--- START Data extract ---

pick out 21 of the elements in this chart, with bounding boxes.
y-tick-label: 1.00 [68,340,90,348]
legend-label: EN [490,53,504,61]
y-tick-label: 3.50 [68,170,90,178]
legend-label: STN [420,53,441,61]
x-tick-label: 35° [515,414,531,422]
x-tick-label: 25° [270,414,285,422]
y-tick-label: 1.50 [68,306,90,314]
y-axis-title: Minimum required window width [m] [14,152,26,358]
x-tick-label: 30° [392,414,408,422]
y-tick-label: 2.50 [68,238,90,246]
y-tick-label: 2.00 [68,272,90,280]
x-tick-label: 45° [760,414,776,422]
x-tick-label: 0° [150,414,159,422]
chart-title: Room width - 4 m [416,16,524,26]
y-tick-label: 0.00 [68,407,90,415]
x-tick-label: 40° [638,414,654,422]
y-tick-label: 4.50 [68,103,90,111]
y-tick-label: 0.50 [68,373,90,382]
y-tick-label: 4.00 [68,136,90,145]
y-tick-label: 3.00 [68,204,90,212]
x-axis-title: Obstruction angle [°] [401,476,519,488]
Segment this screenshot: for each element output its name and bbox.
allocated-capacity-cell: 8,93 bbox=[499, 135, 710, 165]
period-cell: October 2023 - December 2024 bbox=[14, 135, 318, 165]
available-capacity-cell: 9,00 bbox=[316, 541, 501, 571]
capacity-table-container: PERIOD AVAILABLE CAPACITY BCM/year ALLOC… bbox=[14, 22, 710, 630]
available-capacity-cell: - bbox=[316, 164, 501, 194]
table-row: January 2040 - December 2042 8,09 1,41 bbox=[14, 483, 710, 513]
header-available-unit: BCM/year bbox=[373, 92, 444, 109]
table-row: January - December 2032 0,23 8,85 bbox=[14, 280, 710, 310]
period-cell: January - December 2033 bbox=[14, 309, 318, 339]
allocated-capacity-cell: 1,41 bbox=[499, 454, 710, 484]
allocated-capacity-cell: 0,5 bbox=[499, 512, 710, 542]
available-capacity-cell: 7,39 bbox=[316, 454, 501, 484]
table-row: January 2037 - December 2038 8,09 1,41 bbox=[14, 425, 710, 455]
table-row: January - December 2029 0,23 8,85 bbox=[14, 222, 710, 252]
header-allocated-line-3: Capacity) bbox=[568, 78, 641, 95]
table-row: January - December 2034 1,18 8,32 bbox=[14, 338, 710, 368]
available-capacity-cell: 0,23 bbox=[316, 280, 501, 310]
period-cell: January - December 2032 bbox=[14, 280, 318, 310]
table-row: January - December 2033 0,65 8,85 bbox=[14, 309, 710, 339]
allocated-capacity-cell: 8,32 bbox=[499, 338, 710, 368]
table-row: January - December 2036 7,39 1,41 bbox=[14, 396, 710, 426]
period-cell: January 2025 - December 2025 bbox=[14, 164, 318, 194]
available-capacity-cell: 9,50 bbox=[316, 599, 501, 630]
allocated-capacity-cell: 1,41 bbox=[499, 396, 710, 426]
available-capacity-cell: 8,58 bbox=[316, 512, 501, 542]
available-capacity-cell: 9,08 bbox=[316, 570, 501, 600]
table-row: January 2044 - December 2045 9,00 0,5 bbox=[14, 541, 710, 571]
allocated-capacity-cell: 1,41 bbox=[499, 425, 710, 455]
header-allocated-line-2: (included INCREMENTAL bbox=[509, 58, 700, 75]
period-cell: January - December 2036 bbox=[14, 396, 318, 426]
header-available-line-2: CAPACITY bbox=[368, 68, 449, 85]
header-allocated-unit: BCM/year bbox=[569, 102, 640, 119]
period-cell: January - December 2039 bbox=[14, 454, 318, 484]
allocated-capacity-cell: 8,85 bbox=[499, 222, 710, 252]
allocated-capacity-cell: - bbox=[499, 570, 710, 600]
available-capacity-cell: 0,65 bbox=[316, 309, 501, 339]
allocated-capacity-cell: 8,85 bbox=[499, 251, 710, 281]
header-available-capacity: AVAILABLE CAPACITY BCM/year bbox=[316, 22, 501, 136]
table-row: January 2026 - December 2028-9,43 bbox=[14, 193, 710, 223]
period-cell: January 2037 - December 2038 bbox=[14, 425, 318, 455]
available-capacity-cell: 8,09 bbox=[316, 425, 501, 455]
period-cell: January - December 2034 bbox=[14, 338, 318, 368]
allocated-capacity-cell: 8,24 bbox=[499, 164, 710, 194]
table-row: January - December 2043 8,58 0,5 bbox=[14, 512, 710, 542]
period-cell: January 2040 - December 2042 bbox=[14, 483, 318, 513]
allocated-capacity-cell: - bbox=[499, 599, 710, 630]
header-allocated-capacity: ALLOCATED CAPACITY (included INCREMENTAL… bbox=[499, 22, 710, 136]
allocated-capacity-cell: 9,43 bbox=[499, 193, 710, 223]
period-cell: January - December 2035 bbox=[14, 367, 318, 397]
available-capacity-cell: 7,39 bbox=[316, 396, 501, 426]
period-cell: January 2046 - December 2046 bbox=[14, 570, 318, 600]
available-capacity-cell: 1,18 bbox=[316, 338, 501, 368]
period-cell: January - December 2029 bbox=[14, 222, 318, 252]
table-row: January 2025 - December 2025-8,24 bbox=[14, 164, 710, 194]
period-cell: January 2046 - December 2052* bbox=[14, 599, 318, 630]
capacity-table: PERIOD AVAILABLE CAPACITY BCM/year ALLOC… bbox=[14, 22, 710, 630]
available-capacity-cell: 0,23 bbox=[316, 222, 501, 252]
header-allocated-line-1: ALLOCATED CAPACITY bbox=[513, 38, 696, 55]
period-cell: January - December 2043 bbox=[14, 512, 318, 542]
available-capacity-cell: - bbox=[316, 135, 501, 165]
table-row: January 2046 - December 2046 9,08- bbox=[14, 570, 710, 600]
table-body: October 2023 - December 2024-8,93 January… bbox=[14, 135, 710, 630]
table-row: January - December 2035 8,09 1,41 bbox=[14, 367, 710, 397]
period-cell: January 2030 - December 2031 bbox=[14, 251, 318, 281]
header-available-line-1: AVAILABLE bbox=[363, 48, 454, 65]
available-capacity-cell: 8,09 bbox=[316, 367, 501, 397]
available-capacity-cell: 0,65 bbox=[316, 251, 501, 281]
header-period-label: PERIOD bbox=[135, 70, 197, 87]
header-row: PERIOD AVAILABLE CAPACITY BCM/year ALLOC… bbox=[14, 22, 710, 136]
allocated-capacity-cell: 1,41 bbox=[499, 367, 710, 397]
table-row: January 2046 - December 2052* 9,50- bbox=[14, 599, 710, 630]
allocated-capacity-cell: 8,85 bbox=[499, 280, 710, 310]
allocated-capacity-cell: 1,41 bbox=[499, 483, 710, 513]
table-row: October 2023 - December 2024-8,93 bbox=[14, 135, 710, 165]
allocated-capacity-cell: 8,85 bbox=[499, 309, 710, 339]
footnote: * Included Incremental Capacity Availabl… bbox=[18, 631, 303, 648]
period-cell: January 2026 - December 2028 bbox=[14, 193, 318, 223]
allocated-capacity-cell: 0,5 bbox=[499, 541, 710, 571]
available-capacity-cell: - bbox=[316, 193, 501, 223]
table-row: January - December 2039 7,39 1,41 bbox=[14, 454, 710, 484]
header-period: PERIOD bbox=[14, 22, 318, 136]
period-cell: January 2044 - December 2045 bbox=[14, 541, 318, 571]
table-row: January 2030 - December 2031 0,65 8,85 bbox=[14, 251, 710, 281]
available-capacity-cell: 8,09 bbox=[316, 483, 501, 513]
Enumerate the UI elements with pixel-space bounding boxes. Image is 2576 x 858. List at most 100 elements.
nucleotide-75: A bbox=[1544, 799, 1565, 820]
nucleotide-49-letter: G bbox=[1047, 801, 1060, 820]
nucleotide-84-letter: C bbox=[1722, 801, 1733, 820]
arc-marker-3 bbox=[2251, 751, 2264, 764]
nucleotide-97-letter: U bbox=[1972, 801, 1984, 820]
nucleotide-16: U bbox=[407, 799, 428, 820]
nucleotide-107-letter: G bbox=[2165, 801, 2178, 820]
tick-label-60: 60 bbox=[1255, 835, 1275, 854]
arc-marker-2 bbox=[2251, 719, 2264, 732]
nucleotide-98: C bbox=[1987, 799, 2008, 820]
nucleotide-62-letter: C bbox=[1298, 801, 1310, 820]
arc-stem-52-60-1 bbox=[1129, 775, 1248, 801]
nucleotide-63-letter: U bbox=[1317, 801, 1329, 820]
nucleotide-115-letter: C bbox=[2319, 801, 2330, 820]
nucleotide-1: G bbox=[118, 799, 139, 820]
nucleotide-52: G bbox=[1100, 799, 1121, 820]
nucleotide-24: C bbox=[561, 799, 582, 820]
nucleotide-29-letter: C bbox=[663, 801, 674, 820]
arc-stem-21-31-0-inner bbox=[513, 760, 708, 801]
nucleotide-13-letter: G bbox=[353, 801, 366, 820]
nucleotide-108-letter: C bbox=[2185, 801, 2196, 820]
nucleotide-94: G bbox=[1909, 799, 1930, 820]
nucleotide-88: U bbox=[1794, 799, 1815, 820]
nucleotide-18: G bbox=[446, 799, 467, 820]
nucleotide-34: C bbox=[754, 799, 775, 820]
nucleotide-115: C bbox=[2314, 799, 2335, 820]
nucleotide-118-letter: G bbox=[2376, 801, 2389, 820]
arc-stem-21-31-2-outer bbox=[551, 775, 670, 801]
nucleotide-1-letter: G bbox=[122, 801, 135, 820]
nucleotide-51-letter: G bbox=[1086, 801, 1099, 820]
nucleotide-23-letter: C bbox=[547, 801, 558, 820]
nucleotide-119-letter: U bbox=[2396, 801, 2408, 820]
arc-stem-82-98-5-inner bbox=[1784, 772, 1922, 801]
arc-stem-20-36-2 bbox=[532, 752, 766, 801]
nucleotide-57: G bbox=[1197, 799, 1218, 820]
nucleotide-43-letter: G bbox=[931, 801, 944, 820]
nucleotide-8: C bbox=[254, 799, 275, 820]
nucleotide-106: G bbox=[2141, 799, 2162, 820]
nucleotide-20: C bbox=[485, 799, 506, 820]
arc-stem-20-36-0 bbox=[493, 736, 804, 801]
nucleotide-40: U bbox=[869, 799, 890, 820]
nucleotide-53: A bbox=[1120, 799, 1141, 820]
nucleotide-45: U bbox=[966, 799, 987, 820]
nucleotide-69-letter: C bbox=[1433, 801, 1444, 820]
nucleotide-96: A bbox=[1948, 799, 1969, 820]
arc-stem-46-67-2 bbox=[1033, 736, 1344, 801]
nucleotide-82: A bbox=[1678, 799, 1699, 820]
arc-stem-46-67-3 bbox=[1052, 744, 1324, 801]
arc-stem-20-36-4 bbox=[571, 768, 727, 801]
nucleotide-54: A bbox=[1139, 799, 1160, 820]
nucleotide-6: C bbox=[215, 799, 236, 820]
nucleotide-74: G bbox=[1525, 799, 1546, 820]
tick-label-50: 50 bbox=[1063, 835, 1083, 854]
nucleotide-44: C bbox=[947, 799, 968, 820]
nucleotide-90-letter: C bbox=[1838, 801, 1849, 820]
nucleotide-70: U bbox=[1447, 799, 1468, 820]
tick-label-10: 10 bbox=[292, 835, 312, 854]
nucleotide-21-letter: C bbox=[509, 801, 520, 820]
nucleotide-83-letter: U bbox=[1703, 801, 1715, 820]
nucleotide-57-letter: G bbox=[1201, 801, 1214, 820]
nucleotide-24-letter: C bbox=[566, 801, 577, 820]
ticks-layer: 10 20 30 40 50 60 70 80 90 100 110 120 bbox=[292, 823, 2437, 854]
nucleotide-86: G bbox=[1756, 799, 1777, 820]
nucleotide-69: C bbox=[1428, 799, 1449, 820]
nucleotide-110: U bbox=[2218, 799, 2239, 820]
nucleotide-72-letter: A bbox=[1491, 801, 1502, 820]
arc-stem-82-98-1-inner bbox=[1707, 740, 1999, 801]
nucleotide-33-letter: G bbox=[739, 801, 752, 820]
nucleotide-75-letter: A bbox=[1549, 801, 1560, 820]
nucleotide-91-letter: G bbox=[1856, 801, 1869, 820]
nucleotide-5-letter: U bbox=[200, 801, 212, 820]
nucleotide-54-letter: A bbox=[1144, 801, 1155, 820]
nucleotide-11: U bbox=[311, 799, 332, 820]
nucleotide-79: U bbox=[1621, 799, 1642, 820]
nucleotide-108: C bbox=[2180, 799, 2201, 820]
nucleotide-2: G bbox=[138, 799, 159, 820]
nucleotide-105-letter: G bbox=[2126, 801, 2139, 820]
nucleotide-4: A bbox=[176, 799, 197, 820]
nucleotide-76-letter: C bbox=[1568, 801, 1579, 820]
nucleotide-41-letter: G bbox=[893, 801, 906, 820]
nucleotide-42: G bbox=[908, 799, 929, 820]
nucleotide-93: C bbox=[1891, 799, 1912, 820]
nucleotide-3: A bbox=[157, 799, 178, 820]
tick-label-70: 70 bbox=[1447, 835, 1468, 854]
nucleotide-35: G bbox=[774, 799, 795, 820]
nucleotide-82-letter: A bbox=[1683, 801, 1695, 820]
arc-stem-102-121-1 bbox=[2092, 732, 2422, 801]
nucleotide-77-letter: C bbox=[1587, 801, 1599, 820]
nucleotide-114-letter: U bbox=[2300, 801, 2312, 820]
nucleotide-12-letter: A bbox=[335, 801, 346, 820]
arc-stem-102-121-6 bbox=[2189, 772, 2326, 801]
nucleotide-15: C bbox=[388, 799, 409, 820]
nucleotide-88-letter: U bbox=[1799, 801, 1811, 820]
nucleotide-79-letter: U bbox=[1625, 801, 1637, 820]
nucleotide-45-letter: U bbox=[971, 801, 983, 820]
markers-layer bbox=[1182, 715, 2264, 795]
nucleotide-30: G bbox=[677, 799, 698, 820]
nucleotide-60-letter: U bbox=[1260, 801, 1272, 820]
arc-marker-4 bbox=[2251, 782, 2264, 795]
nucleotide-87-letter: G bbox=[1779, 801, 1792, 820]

--- END Data extract ---

→ The task
Edit the records from the start through the line that contains "capacity-table-container: PERIOD AVAILABLE", replacing each "legend-label" with "legend-entry" and leaving everything else unchanged, then give those lines again.

→ Correct output
pick out 21 of the elements in this chart, with bounding boxes.
y-tick-label: 1.00 [68,340,90,348]
legend-entry: EN [490,53,504,61]
y-tick-label: 3.50 [68,170,90,178]
legend-entry: STN [420,53,441,61]
x-tick-label: 35° [515,414,531,422]
x-tick-label: 25° [270,414,285,422]
y-tick-label: 1.50 [68,306,90,314]
y-axis-title: Minimum required window width [m] [14,152,26,358]
x-tick-label: 30° [392,414,408,422]
y-tick-label: 2.50 [68,238,90,246]
y-tick-label: 2.00 [68,272,90,280]
x-tick-label: 45° [760,414,776,422]
x-tick-label: 0° [150,414,159,422]
chart-title: Room width - 4 m [416,16,524,26]
y-tick-label: 0.00 [68,407,90,415]
x-tick-label: 40° [638,414,654,422]
y-tick-label: 4.50 [68,103,90,111]
y-tick-label: 0.50 [68,373,90,382]
y-tick-label: 4.00 [68,136,90,145]
y-tick-label: 3.00 [68,204,90,212]
x-axis-title: Obstruction angle [°] [401,476,519,488]
Segment this screenshot: for each element output its name and bbox.
allocated-capacity-cell: 8,93 bbox=[499, 135, 710, 165]
period-cell: October 2023 - December 2024 bbox=[14, 135, 318, 165]
available-capacity-cell: 9,00 bbox=[316, 541, 501, 571]
capacity-table-container: PERIOD AVAILABLE CAPACITY BCM/year ALLOC… bbox=[14, 22, 710, 630]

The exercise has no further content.